Work to be completed:
Your task is to copy the material exactly.

Extracted records:
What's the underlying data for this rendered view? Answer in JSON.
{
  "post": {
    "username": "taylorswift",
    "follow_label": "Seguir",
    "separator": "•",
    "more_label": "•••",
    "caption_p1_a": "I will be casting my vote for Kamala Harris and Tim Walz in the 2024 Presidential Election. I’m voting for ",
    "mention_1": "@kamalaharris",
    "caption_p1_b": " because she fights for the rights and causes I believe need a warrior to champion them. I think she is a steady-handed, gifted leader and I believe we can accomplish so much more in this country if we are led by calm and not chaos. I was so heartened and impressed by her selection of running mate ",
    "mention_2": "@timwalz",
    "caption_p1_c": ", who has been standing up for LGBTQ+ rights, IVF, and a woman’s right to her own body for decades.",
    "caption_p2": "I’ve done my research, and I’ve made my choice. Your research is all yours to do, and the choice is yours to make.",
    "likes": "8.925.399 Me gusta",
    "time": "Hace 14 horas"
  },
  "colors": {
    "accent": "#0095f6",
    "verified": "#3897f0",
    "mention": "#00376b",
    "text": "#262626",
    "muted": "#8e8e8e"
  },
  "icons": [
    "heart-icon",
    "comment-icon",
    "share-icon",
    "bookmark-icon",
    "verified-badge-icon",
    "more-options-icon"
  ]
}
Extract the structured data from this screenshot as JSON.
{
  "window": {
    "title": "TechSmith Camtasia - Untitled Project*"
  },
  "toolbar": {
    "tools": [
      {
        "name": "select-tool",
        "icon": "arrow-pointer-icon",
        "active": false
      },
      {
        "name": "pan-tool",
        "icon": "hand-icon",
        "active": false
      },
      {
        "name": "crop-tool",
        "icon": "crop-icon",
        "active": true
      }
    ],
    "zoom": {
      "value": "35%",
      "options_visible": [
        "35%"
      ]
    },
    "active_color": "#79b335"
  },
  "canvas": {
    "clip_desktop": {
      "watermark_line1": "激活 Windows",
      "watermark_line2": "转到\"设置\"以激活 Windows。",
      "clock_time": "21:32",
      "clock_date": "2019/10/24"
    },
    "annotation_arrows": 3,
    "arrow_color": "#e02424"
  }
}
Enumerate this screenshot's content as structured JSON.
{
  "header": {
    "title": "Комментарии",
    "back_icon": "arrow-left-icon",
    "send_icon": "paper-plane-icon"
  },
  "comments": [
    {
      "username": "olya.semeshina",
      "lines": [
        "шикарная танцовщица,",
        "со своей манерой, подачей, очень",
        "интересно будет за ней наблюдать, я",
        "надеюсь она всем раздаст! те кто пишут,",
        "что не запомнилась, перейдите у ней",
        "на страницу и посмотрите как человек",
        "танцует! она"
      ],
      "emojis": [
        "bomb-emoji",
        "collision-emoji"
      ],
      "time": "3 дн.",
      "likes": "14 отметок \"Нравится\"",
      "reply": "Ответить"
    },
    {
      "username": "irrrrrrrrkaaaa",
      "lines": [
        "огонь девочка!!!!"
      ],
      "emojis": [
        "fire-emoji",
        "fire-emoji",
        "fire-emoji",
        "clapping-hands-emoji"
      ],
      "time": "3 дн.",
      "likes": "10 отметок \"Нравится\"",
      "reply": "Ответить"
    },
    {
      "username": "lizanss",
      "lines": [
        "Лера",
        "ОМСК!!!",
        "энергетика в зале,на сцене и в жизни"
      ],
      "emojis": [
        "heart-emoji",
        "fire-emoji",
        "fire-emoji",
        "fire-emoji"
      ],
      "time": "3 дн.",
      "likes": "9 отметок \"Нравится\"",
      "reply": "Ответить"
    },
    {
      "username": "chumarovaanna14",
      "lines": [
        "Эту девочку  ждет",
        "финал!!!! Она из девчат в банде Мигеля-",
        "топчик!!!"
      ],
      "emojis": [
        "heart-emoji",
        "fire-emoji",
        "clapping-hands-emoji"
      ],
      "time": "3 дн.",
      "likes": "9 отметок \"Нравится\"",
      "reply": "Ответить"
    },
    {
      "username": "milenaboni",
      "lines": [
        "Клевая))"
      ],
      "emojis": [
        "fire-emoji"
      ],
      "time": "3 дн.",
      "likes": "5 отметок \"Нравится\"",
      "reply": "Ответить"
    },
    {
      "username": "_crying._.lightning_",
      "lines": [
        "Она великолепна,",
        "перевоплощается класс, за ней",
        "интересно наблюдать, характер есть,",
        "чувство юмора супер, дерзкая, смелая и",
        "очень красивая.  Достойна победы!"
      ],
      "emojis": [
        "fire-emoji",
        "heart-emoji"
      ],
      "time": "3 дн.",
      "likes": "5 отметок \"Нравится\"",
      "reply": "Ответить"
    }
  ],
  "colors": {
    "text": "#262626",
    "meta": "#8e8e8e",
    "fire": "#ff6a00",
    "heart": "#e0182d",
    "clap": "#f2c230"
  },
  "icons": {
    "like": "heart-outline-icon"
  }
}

Solution:
What's the underlying data for this rendered view? Answer in JSON.
{
  "post": {
    "username": "taylorswift",
    "follow_label": "Seguir",
    "separator": "•",
    "more_label": "•••",
    "caption_p1_a": "I will be casting my vote for Kamala Harris and Tim Walz in the 2024 Presidential Election. I’m voting for ",
    "mention_1": "@kamalaharris",
    "caption_p1_b": " because she fights for the rights and causes I believe need a warrior to champion them. I think she is a steady-handed, gifted leader and I believe we can accomplish so much more in this country if we are led by calm and not chaos. I was so heartened and impressed by her selection of running mate ",
    "mention_2": "@timwalz",
    "caption_p1_c": ", who has been standing up for LGBTQ+ rights, IVF, and a woman’s right to her own body for decades.",
    "caption_p2": "I’ve done my research, and I’ve made my choice. Your research is all yours to do, and the choice is yours to make.",
    "likes": "8.925.399 Me gusta",
    "time": "Hace 14 horas"
  },
  "colors": {
    "accent": "#0095f6",
    "verified": "#3897f0",
    "mention": "#00376b",
    "text": "#262626",
    "muted": "#8e8e8e"
  },
  "icons": [
    "heart-icon",
    "comment-icon",
    "share-icon",
    "bookmark-icon",
    "verified-badge-icon",
    "more-options-icon"
  ]
}
Extract the structured data from this screenshot as JSON.
{
  "window": {
    "title": "TechSmith Camtasia - Untitled Project*"
  },
  "toolbar": {
    "tools": [
      {
        "name": "select-tool",
        "icon": "arrow-pointer-icon",
        "active": false
      },
      {
        "name": "pan-tool",
        "icon": "hand-icon",
        "active": false
      },
      {
        "name": "crop-tool",
        "icon": "crop-icon",
        "active": true
      }
    ],
    "zoom": {
      "value": "35%",
      "options_visible": [
        "35%"
      ]
    },
    "active_color": "#79b335"
  },
  "canvas": {
    "clip_desktop": {
      "watermark_line1": "激活 Windows",
      "watermark_line2": "转到\"设置\"以激活 Windows。",
      "clock_time": "21:32",
      "clock_date": "2019/10/24"
    },
    "annotation_arrows": 3,
    "arrow_color": "#e02424"
  }
}
Enumerate this screenshot's content as structured JSON.
{
  "header": {
    "title": "Комментарии",
    "back_icon": "arrow-left-icon",
    "send_icon": "paper-plane-icon"
  },
  "comments": [
    {
      "username": "olya.semeshina",
      "lines": [
        "шикарная танцовщица,",
        "со своей манерой, подачей, очень",
        "интересно будет за ней наблюдать, я",
        "надеюсь она всем раздаст! те кто пишут,",
        "что не запомнилась, перейдите у ней",
        "на страницу и посмотрите как человек",
        "танцует! она"
      ],
      "emojis": [
        "bomb-emoji",
        "collision-emoji"
      ],
      "time": "3 дн.",
      "likes": "14 отметок \"Нравится\"",
      "reply": "Ответить"
    },
    {
      "username": "irrrrrrrrkaaaa",
      "lines": [
        "огонь девочка!!!!"
      ],
      "emojis": [
        "fire-emoji",
        "fire-emoji",
        "fire-emoji",
        "clapping-hands-emoji"
      ],
      "time": "3 дн.",
      "likes": "10 отметок \"Нравится\"",
      "reply": "Ответить"
    },
    {
      "username": "lizanss",
      "lines": [
        "Лера",
        "ОМСК!!!",
        "энергетика в зале,на сцене и в жизни"
      ],
      "emojis": [
        "heart-emoji",
        "fire-emoji",
        "fire-emoji",
        "fire-emoji"
      ],
      "time": "3 дн.",
      "likes": "9 отметок \"Нравится\"",
      "reply": "Ответить"
    },
    {
      "username": "chumarovaanna14",
      "lines": [
        "Эту девочку  ждет",
        "финал!!!! Она из девчат в банде Мигеля-",
        "топчик!!!"
      ],
      "emojis": [
        "heart-emoji",
        "fire-emoji",
        "clapping-hands-emoji"
      ],
      "time": "3 дн.",
      "likes": "9 отметок \"Нравится\"",
      "reply": "Ответить"
    },
    {
      "username": "milenaboni",
      "lines": [
        "Клевая))"
      ],
      "emojis": [
        "fire-emoji"
      ],
      "time": "3 дн.",
      "likes": "5 отметок \"Нравится\"",
      "reply": "Ответить"
    },
    {
      "username": "_crying._.lightning_",
      "lines": [
        "Она великолепна,",
        "перевоплощается класс, за ней",
        "интересно наблюдать, характер есть,",
        "чувство юмора супер, дерзкая, смелая и",
        "очень красивая.  Достойна победы!"
      ],
      "emojis": [
        "fire-emoji",
        "heart-emoji"
      ],
      "time": "3 дн.",
      "likes": "5 отметок \"Нравится\"",
      "reply": "Ответить"
    }
  ],
  "colors": {
    "text": "#262626",
    "meta": "#8e8e8e",
    "fire": "#ff6a00",
    "heart": "#e0182d",
    "clap": "#f2c230"
  },
  "icons": {
    "like": "heart-outline-icon"
  }
}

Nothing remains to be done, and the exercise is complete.